Your objective ::
Give all of the lines again exactly as they read.

Task material ::
* * * * * * * * *

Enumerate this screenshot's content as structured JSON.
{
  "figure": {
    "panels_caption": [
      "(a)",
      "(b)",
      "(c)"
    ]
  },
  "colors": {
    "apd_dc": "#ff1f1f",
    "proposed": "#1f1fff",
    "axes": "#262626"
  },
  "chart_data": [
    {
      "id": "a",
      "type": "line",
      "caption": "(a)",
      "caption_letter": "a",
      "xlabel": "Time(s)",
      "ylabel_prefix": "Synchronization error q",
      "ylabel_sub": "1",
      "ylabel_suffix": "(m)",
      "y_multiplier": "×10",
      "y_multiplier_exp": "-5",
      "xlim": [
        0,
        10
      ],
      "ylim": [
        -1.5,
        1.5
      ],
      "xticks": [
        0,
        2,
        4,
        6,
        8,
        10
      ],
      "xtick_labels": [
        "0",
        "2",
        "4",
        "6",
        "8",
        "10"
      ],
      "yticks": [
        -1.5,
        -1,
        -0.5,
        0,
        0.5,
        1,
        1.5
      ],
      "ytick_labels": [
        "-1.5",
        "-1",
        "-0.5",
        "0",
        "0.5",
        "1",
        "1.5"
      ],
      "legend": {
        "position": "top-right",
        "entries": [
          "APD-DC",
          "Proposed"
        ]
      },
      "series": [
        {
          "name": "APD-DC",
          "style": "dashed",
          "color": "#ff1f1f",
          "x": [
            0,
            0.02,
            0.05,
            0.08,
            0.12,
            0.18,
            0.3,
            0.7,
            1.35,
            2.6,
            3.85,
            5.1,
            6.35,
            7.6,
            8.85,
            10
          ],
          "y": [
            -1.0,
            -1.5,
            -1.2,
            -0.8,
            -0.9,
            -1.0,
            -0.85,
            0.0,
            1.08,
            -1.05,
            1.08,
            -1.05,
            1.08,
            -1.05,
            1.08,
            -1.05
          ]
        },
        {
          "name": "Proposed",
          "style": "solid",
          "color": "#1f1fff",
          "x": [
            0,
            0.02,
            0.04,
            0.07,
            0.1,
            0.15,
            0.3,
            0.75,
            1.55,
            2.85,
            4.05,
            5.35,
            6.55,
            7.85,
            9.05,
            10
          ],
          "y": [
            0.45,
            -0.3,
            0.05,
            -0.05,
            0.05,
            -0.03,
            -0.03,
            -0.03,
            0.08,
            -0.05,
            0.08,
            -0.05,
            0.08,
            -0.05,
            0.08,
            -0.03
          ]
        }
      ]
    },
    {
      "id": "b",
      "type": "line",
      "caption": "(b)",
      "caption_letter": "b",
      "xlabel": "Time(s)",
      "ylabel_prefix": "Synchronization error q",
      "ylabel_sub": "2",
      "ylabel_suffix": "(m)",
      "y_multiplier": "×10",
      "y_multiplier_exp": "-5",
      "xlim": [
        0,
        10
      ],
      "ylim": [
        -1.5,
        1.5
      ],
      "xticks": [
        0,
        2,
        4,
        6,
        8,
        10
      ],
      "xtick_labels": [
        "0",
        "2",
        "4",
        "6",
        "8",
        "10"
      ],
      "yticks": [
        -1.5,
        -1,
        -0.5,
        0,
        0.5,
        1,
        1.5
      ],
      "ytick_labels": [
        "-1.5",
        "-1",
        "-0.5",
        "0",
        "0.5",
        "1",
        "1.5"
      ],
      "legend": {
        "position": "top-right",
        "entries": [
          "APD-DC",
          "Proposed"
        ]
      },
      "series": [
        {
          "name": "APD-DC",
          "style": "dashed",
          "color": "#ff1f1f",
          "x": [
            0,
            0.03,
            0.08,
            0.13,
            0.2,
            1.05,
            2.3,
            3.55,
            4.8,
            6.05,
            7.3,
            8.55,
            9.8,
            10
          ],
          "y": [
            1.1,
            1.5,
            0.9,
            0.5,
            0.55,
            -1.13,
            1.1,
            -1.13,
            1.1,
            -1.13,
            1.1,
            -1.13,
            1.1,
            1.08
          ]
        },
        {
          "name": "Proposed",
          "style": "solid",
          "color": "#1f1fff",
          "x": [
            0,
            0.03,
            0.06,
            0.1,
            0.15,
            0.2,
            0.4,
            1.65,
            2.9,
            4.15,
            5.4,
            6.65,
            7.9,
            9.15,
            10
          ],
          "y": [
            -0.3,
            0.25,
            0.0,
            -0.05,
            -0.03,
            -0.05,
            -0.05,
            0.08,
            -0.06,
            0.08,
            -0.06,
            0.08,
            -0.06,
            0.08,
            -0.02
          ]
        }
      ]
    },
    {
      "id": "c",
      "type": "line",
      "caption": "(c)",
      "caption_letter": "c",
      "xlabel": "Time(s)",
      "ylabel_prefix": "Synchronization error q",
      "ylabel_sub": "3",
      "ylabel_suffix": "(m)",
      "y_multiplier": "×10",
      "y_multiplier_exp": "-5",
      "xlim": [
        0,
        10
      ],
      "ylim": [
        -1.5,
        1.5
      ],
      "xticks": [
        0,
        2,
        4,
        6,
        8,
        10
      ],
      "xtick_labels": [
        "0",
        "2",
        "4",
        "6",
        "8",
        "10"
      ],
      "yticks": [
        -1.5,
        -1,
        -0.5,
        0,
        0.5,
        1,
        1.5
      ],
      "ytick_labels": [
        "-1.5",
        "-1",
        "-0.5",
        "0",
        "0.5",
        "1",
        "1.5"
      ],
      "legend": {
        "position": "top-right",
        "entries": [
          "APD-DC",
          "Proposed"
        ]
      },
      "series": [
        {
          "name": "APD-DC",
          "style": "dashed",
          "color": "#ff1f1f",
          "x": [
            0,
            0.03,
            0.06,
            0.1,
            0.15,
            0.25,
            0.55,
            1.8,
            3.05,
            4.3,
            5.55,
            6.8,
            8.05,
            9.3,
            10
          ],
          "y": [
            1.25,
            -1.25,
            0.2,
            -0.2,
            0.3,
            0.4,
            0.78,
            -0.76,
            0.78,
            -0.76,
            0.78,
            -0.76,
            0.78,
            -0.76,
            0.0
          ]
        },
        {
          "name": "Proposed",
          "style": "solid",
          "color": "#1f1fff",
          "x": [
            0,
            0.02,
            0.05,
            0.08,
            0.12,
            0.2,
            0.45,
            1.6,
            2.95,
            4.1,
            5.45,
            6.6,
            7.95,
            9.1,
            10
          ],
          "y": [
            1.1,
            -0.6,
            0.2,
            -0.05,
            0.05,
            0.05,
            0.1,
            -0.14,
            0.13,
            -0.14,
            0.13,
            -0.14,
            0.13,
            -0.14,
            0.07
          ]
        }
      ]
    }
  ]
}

* * * * * * * * *

Finished task ::
Enumerate this screenshot's content as structured JSON.
{
  "figure": {
    "panels_caption": [
      "(a)",
      "(b)",
      "(c)"
    ]
  },
  "colors": {
    "apd_dc": "#ff1f1f",
    "proposed": "#1f1fff",
    "axes": "#262626"
  },
  "chart_data": [
    {
      "id": "a",
      "type": "line",
      "caption": "(a)",
      "caption_letter": "a",
      "xlabel": "Time(s)",
      "ylabel_prefix": "Synchronization error q",
      "ylabel_sub": "1",
      "ylabel_suffix": "(m)",
      "y_multiplier": "×10",
      "y_multiplier_exp": "-5",
      "xlim": [
        0,
        10
      ],
      "ylim": [
        -1.5,
        1.5
      ],
      "xticks": [
        0,
        2,
        4,
        6,
        8,
        10
      ],
      "xtick_labels": [
        "0",
        "2",
        "4",
        "6",
        "8",
        "10"
      ],
      "yticks": [
        -1.5,
        -1,
        -0.5,
        0,
        0.5,
        1,
        1.5
      ],
      "ytick_labels": [
        "-1.5",
        "-1",
        "-0.5",
        "0",
        "0.5",
        "1",
        "1.5"
      ],
      "legend": {
        "position": "top-right",
        "entries": [
          "APD-DC",
          "Proposed"
        ]
      },
      "series": [
        {
          "name": "APD-DC",
          "style": "dashed",
          "color": "#ff1f1f",
          "x": [
            0,
            0.02,
            0.05,
            0.08,
            0.12,
            0.18,
            0.3,
            0.7,
            1.35,
            2.6,
            3.85,
            5.1,
            6.35,
            7.6,
            8.85,
            10
          ],
          "y": [
            -1.0,
            -1.5,
            -1.2,
            -0.8,
            -0.9,
            -1.0,
            -0.85,
            0.0,
            1.08,
            -1.05,
            1.08,
            -1.05,
            1.08,
            -1.05,
            1.08,
            -1.05
          ]
        },
        {
          "name": "Proposed",
          "style": "solid",
          "color": "#1f1fff",
          "x": [
            0,
            0.02,
            0.04,
            0.07,
            0.1,
            0.15,
            0.3,
            0.75,
            1.55,
            2.85,
            4.05,
            5.35,
            6.55,
            7.85,
            9.05,
            10
          ],
          "y": [
            0.45,
            -0.3,
            0.05,
            -0.05,
            0.05,
            -0.03,
            -0.03,
            -0.03,
            0.08,
            -0.05,
            0.08,
            -0.05,
            0.08,
            -0.05,
            0.08,
            -0.03
          ]
        }
      ]
    },
    {
      "id": "b",
      "type": "line",
      "caption": "(b)",
      "caption_letter": "b",
      "xlabel": "Time(s)",
      "ylabel_prefix": "Synchronization error q",
      "ylabel_sub": "2",
      "ylabel_suffix": "(m)",
      "y_multiplier": "×10",
      "y_multiplier_exp": "-5",
      "xlim": [
        0,
        10
      ],
      "ylim": [
        -1.5,
        1.5
      ],
      "xticks": [
        0,
        2,
        4,
        6,
        8,
        10
      ],
      "xtick_labels": [
        "0",
        "2",
        "4",
        "6",
        "8",
        "10"
      ],
      "yticks": [
        -1.5,
        -1,
        -0.5,
        0,
        0.5,
        1,
        1.5
      ],
      "ytick_labels": [
        "-1.5",
        "-1",
        "-0.5",
        "0",
        "0.5",
        "1",
        "1.5"
      ],
      "legend": {
        "position": "top-right",
        "entries": [
          "APD-DC",
          "Proposed"
        ]
      },
      "series": [
        {
          "name": "APD-DC",
          "style": "dashed",
          "color": "#ff1f1f",
          "x": [
            0,
            0.03,
            0.08,
            0.13,
            0.2,
            1.05,
            2.3,
            3.55,
            4.8,
            6.05,
            7.3,
            8.55,
            9.8,
            10
          ],
          "y": [
            1.1,
            1.5,
            0.9,
            0.5,
            0.55,
            -1.13,
            1.1,
            -1.13,
            1.1,
            -1.13,
            1.1,
            -1.13,
            1.1,
            1.08
          ]
        },
        {
          "name": "Proposed",
          "style": "solid",
          "color": "#1f1fff",
          "x": [
            0,
            0.03,
            0.06,
            0.1,
            0.15,
            0.2,
            0.4,
            1.65,
            2.9,
            4.15,
            5.4,
            6.65,
            7.9,
            9.15,
            10
          ],
          "y": [
            -0.3,
            0.25,
            0.0,
            -0.05,
            -0.03,
            -0.05,
            -0.05,
            0.08,
            -0.06,
            0.08,
            -0.06,
            0.08,
            -0.06,
            0.08,
            -0.02
          ]
        }
      ]
    },
    {
      "id": "c",
      "type": "line",
      "caption": "(c)",
      "caption_letter": "c",
      "xlabel": "Time(s)",
      "ylabel_prefix": "Synchronization error q",
      "ylabel_sub": "3",
      "ylabel_suffix": "(m)",
      "y_multiplier": "×10",
      "y_multiplier_exp": "-5",
      "xlim": [
        0,
        10
      ],
      "ylim": [
        -1.5,
        1.5
      ],
      "xticks": [
        0,
        2,
        4,
        6,
        8,
        10
      ],
      "xtick_labels": [
        "0",
        "2",
        "4",
        "6",
        "8",
        "10"
      ],
      "yticks": [
        -1.5,
        -1,
        -0.5,
        0,
        0.5,
        1,
        1.5
      ],
      "ytick_labels": [
        "-1.5",
        "-1",
        "-0.5",
        "0",
        "0.5",
        "1",
        "1.5"
      ],
      "legend": {
        "position": "top-right",
        "entries": [
          "APD-DC",
          "Proposed"
        ]
      },
      "series": [
        {
          "name": "APD-DC",
          "style": "dashed",
          "color": "#ff1f1f",
          "x": [
            0,
            0.03,
            0.06,
            0.1,
            0.15,
            0.25,
            0.55,
            1.8,
            3.05,
            4.3,
            5.55,
            6.8,
            8.05,
            9.3,
            10
          ],
          "y": [
            1.25,
            -1.25,
            0.2,
            -0.2,
            0.3,
            0.4,
            0.78,
            -0.76,
            0.78,
            -0.76,
            0.78,
            -0.76,
            0.78,
            -0.76,
            0.0
          ]
        },
        {
          "name": "Proposed",
          "style": "solid",
          "color": "#1f1fff",
          "x": [
            0,
            0.02,
            0.05,
            0.08,
            0.12,
            0.2,
            0.45,
            1.6,
            2.95,
            4.1,
            5.45,
            6.6,
            7.95,
            9.1,
            10
          ],
          "y": [
            1.1,
            -0.6,
            0.2,
            -0.05,
            0.05,
            0.05,
            0.1,
            -0.14,
            0.13,
            -0.14,
            0.13,
            -0.14,
            0.13,
            -0.14,
            0.07
          ]
        }
      ]
    }
  ]
}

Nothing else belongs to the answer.